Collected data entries
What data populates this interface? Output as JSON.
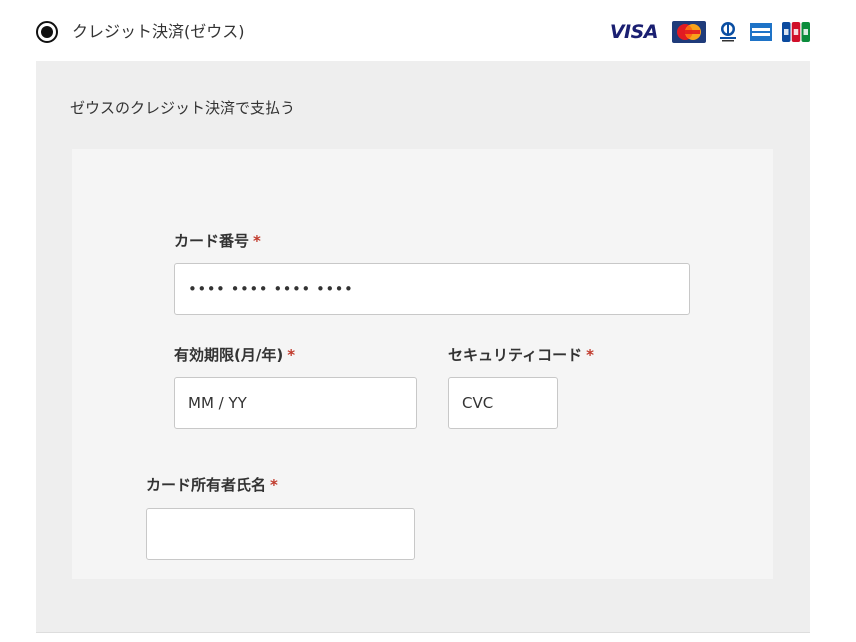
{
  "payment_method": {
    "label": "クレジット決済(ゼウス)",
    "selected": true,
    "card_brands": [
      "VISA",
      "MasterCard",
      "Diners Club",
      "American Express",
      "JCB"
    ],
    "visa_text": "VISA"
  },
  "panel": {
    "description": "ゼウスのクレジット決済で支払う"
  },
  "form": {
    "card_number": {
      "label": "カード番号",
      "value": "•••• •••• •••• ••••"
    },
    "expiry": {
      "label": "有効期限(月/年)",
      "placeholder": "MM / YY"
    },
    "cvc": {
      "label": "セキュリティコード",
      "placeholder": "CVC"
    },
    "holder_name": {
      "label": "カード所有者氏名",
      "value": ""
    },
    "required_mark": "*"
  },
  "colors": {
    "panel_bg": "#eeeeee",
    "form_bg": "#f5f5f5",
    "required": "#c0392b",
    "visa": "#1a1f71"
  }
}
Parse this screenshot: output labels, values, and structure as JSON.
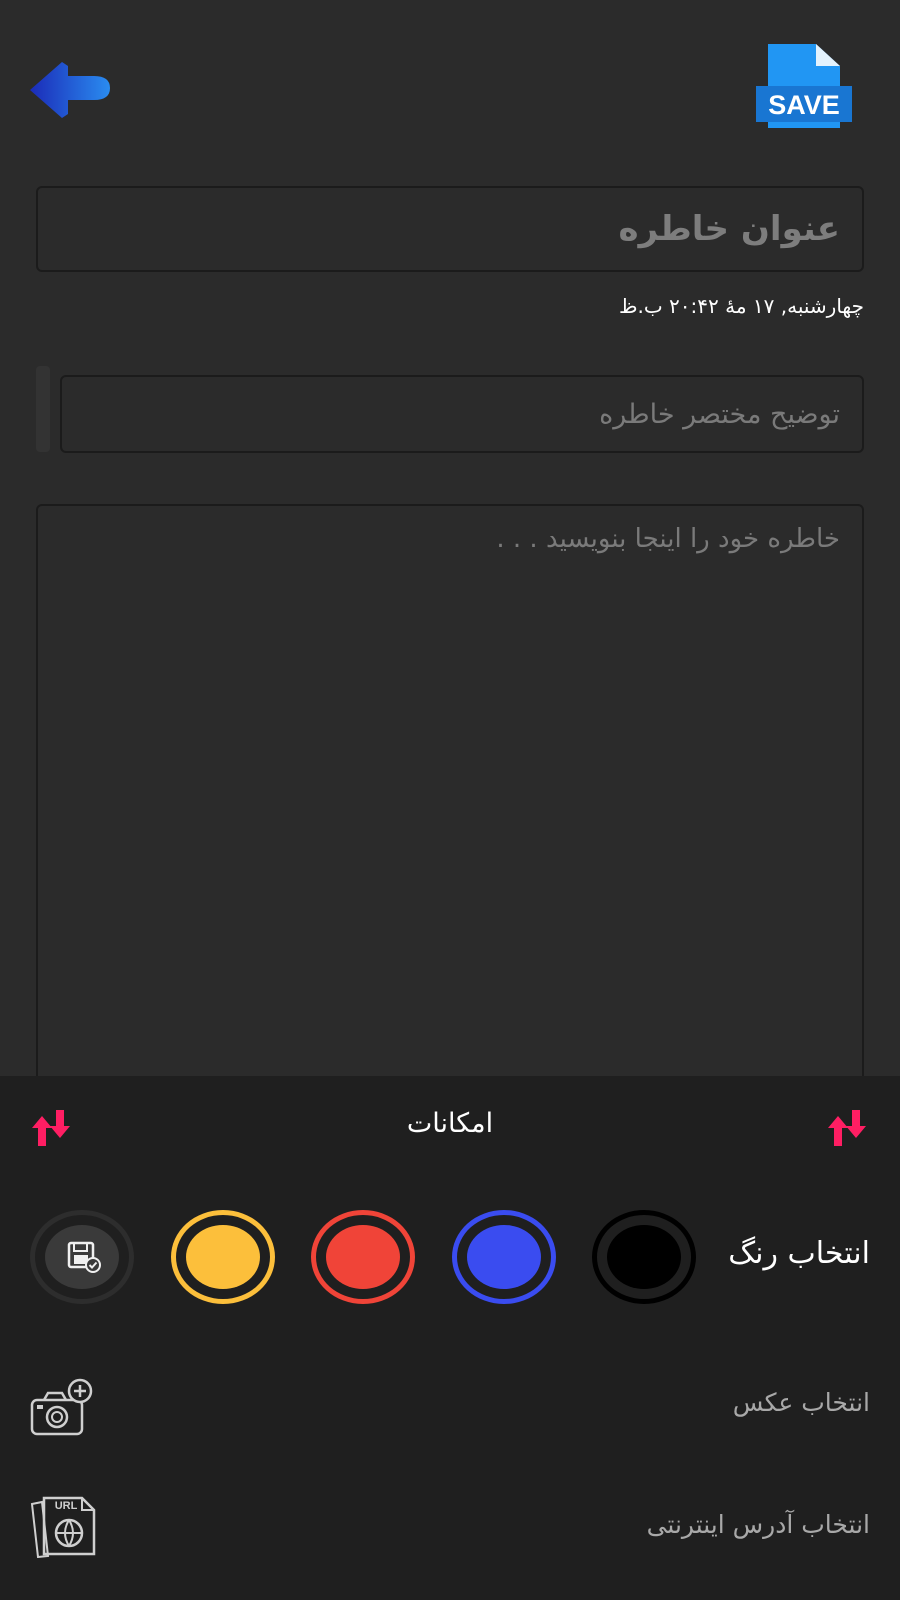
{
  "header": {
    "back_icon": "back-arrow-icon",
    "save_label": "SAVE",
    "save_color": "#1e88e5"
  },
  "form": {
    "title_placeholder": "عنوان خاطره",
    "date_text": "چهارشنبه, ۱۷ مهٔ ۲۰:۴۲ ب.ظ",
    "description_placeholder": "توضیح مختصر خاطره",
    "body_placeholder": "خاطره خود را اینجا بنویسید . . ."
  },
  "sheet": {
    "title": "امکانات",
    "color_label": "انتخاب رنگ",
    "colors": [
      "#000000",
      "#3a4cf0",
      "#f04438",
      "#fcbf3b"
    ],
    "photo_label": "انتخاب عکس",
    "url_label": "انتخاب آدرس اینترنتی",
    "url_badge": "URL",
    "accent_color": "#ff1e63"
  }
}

● Given task: Print the records word for word and exclude any picture they hold.

● Answer in full:
What data populates this interface? Output as JSON.
{
  "payment_method": {
    "label": "クレジット決済(ゼウス)",
    "selected": true,
    "card_brands": [
      "VISA",
      "MasterCard",
      "Diners Club",
      "American Express",
      "JCB"
    ],
    "visa_text": "VISA"
  },
  "panel": {
    "description": "ゼウスのクレジット決済で支払う"
  },
  "form": {
    "card_number": {
      "label": "カード番号",
      "value": "•••• •••• •••• ••••"
    },
    "expiry": {
      "label": "有効期限(月/年)",
      "placeholder": "MM / YY"
    },
    "cvc": {
      "label": "セキュリティコード",
      "placeholder": "CVC"
    },
    "holder_name": {
      "label": "カード所有者氏名",
      "value": ""
    },
    "required_mark": "*"
  },
  "colors": {
    "panel_bg": "#eeeeee",
    "form_bg": "#f5f5f5",
    "required": "#c0392b",
    "visa": "#1a1f71"
  }
}
Parse this screenshot: output labels, values, and structure as JSON.
{
  "header": {
    "back_icon": "back-arrow-icon",
    "save_label": "SAVE",
    "save_color": "#1e88e5"
  },
  "form": {
    "title_placeholder": "عنوان خاطره",
    "date_text": "چهارشنبه, ۱۷ مهٔ ۲۰:۴۲ ب.ظ",
    "description_placeholder": "توضیح مختصر خاطره",
    "body_placeholder": "خاطره خود را اینجا بنویسید . . ."
  },
  "sheet": {
    "title": "امکانات",
    "color_label": "انتخاب رنگ",
    "colors": [
      "#000000",
      "#3a4cf0",
      "#f04438",
      "#fcbf3b"
    ],
    "photo_label": "انتخاب عکس",
    "url_label": "انتخاب آدرس اینترنتی",
    "url_badge": "URL",
    "accent_color": "#ff1e63"
  }
}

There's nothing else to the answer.